Using the listing below, give the number of lines where "Stock" appears, and nothing else.
*** Record list ***
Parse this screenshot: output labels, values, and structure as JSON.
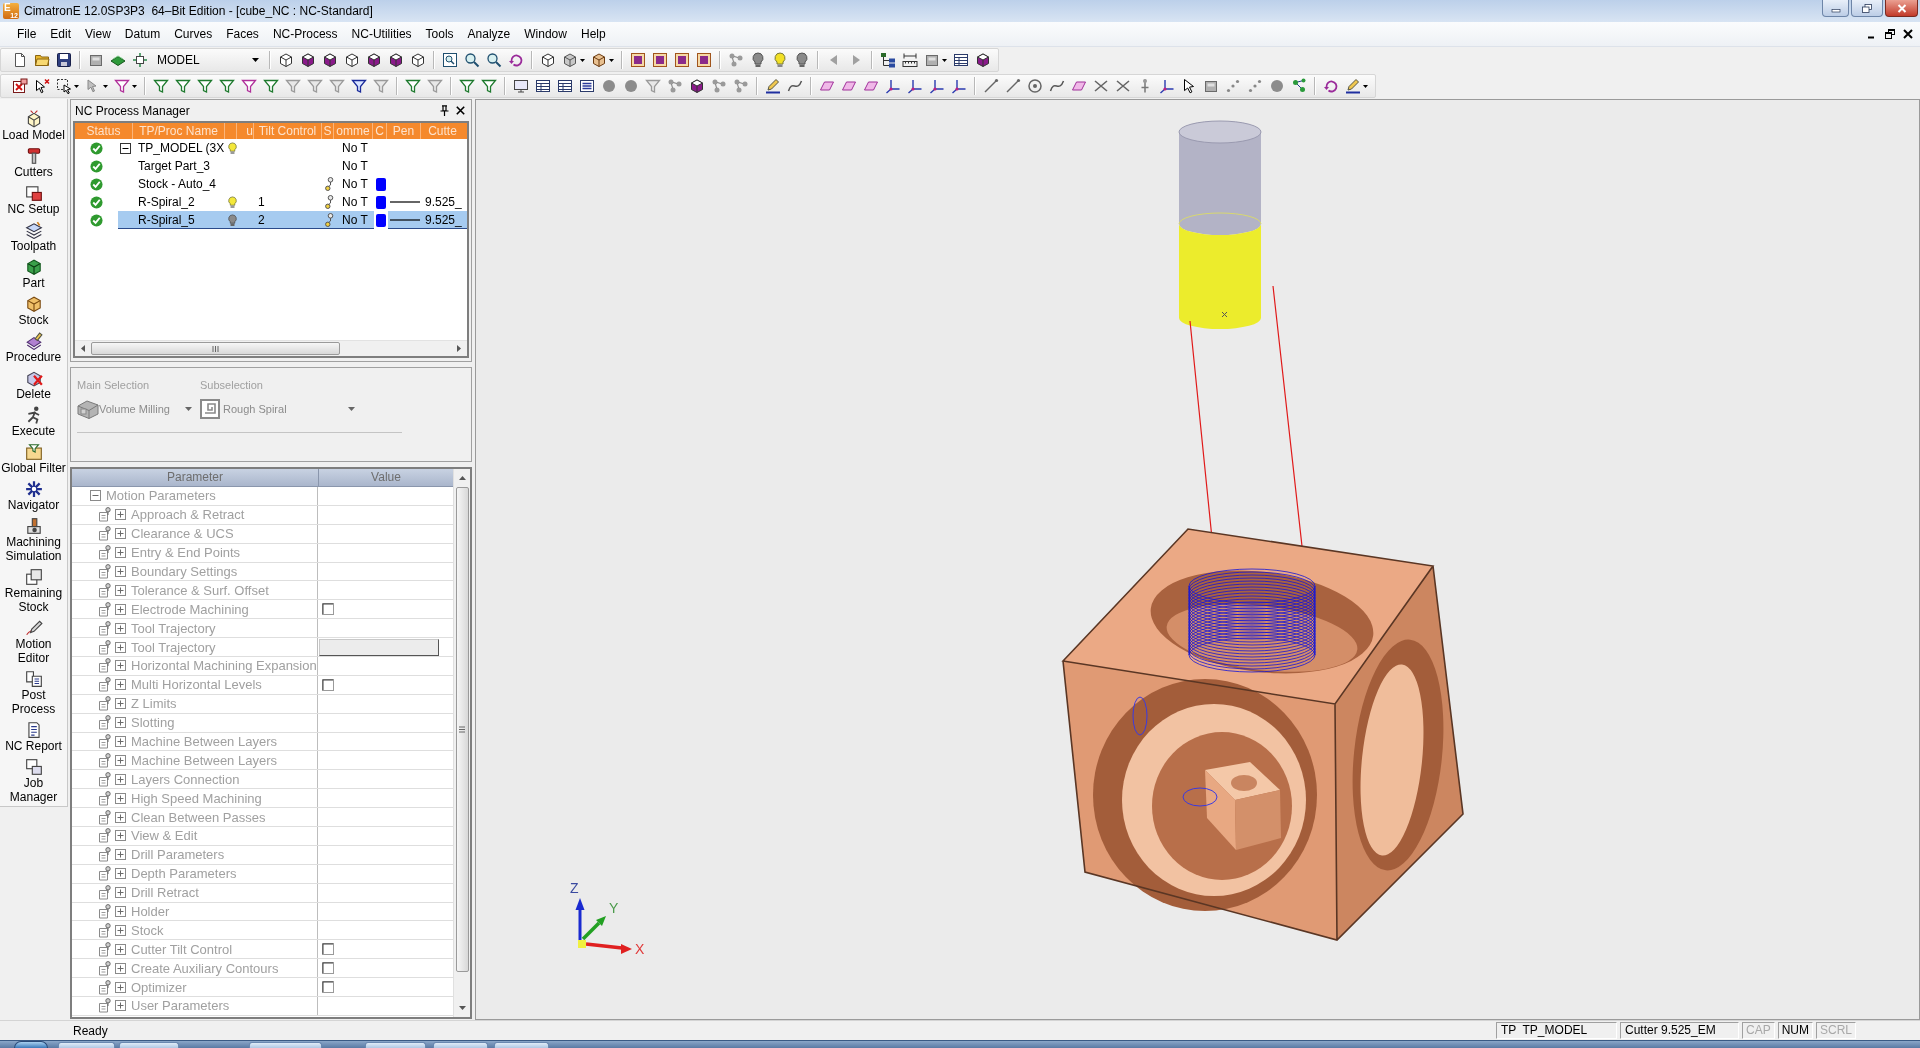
{
  "window": {
    "logo": {
      "letter": "E",
      "version": "12"
    },
    "title": "CimatronE 12.0SP3P3  64–Bit Edition - [cube_NC : NC-Standard]"
  },
  "menu": {
    "items": [
      "File",
      "Edit",
      "View",
      "Datum",
      "Curves",
      "Faces",
      "NC-Process",
      "NC-Utilities",
      "Tools",
      "Analyze",
      "Window",
      "Help"
    ]
  },
  "toolbar": {
    "view_combo": {
      "value": "MODEL"
    }
  },
  "sidebar": {
    "items": [
      "Load Model",
      "Cutters",
      "NC Setup",
      "Toolpath",
      "Part",
      "Stock",
      "Procedure",
      "Delete",
      "Execute",
      "Global Filter",
      "Navigator",
      "Machining Simulation",
      "Remaining Stock",
      "Motion Editor",
      "Post Process",
      "NC Report",
      "Job Manager"
    ]
  },
  "nc_process_manager": {
    "title": "NC Process Manager",
    "columns": [
      "Status",
      "TP/Proc Name",
      "u",
      "Tilt Control",
      "S",
      "omme",
      "C",
      "Pen",
      "Cutte"
    ],
    "tree": [
      {
        "name": "TP_MODEL (3X",
        "done": true,
        "bulb_on": true,
        "column_7": "No T",
        "expanded": true,
        "selected": false,
        "children": [
          {
            "name": "Target Part_3",
            "done": true,
            "column_7": "No T",
            "selected": false
          },
          {
            "name": "Stock - Auto_4",
            "done": true,
            "column_6_icon": true,
            "column_7": "No T",
            "color": "#0000ff",
            "selected": false
          },
          {
            "name": "R-Spiral_2",
            "done": true,
            "bulb_on": true,
            "tilt_control": "1",
            "column_6_icon": true,
            "column_7": "No T",
            "color": "#0000ff",
            "pen_line": true,
            "column_10": "9.525_",
            "selected": false
          },
          {
            "name": "R-Spiral_5",
            "done": true,
            "bulb_on": false,
            "tilt_control": "2",
            "column_6_icon": true,
            "column_7": "No T",
            "color": "#0000ff",
            "pen_line": true,
            "column_10": "9.525_",
            "selected": true
          }
        ]
      }
    ]
  },
  "selection": {
    "main": {
      "label": "Main Selection",
      "value": "Volume Milling",
      "disabled": true
    },
    "sub": {
      "label": "Subselection",
      "value": "Rough Spiral",
      "disabled": true
    }
  },
  "parameters": {
    "columns": [
      "Parameter",
      "Value"
    ],
    "disabled": true,
    "tree": [
      {
        "label": "Motion Parameters",
        "expanded": true,
        "children": [
          {
            "label": "Approach & Retract",
            "expanded": false,
            "kind": "plain"
          },
          {
            "label": "Clearance & UCS",
            "expanded": false,
            "kind": "plain"
          },
          {
            "label": "Entry & End Points",
            "expanded": false,
            "kind": "plain"
          },
          {
            "label": "Boundary Settings",
            "expanded": false,
            "kind": "plain"
          },
          {
            "label": "Tolerance & Surf. Offset",
            "expanded": false,
            "kind": "plain"
          },
          {
            "label": "Electrode Machining",
            "expanded": false,
            "kind": "checkbox",
            "checked": false
          },
          {
            "label": "Tool Trajectory",
            "expanded": false,
            "kind": "plain"
          },
          {
            "label": "Tool Trajectory",
            "expanded": false,
            "kind": "field"
          },
          {
            "label": "Horizontal Machining Expansion",
            "expanded": false,
            "kind": "plain"
          },
          {
            "label": "Multi Horizontal Levels",
            "expanded": false,
            "kind": "checkbox",
            "checked": false
          },
          {
            "label": "Z Limits",
            "expanded": false,
            "kind": "plain"
          },
          {
            "label": "Slotting",
            "expanded": false,
            "kind": "plain"
          },
          {
            "label": "Machine Between Layers",
            "expanded": false,
            "kind": "plain"
          },
          {
            "label": "Machine Between Layers",
            "expanded": false,
            "kind": "plain"
          },
          {
            "label": "Layers Connection",
            "expanded": false,
            "kind": "plain"
          },
          {
            "label": "High Speed Machining",
            "expanded": false,
            "kind": "plain"
          },
          {
            "label": "Clean Between Passes",
            "expanded": false,
            "kind": "plain"
          },
          {
            "label": "View & Edit",
            "expanded": false,
            "kind": "plain"
          },
          {
            "label": "Drill Parameters",
            "expanded": false,
            "kind": "plain"
          },
          {
            "label": "Depth Parameters",
            "expanded": false,
            "kind": "plain"
          },
          {
            "label": "Drill Retract",
            "expanded": false,
            "kind": "plain"
          },
          {
            "label": "Holder",
            "expanded": false,
            "kind": "plain"
          },
          {
            "label": "Stock",
            "expanded": false,
            "kind": "plain"
          },
          {
            "label": "Cutter Tilt Control",
            "expanded": false,
            "kind": "checkbox",
            "checked": false
          },
          {
            "label": "Create Auxiliary Contours",
            "expanded": false,
            "kind": "checkbox",
            "checked": false
          },
          {
            "label": "Optimizer",
            "expanded": false,
            "kind": "checkbox",
            "checked": false
          },
          {
            "label": "User Parameters",
            "expanded": false,
            "kind": "plain"
          }
        ]
      }
    ]
  },
  "viewport": {
    "axis_triad": {
      "x": "X",
      "y": "Y",
      "z": "Z"
    }
  },
  "status_bar": {
    "message": "Ready",
    "panels": [
      "TP  TP_MODEL",
      "Cutter 9.525_EM"
    ],
    "indicators": [
      {
        "label": "CAP",
        "on": false
      },
      {
        "label": "NUM",
        "on": true
      },
      {
        "label": "SCRL",
        "on": false
      }
    ]
  }
}
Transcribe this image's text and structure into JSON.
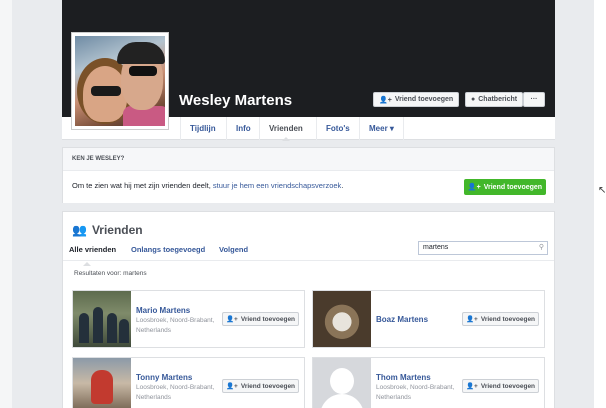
***
**Result of the exercise:**
4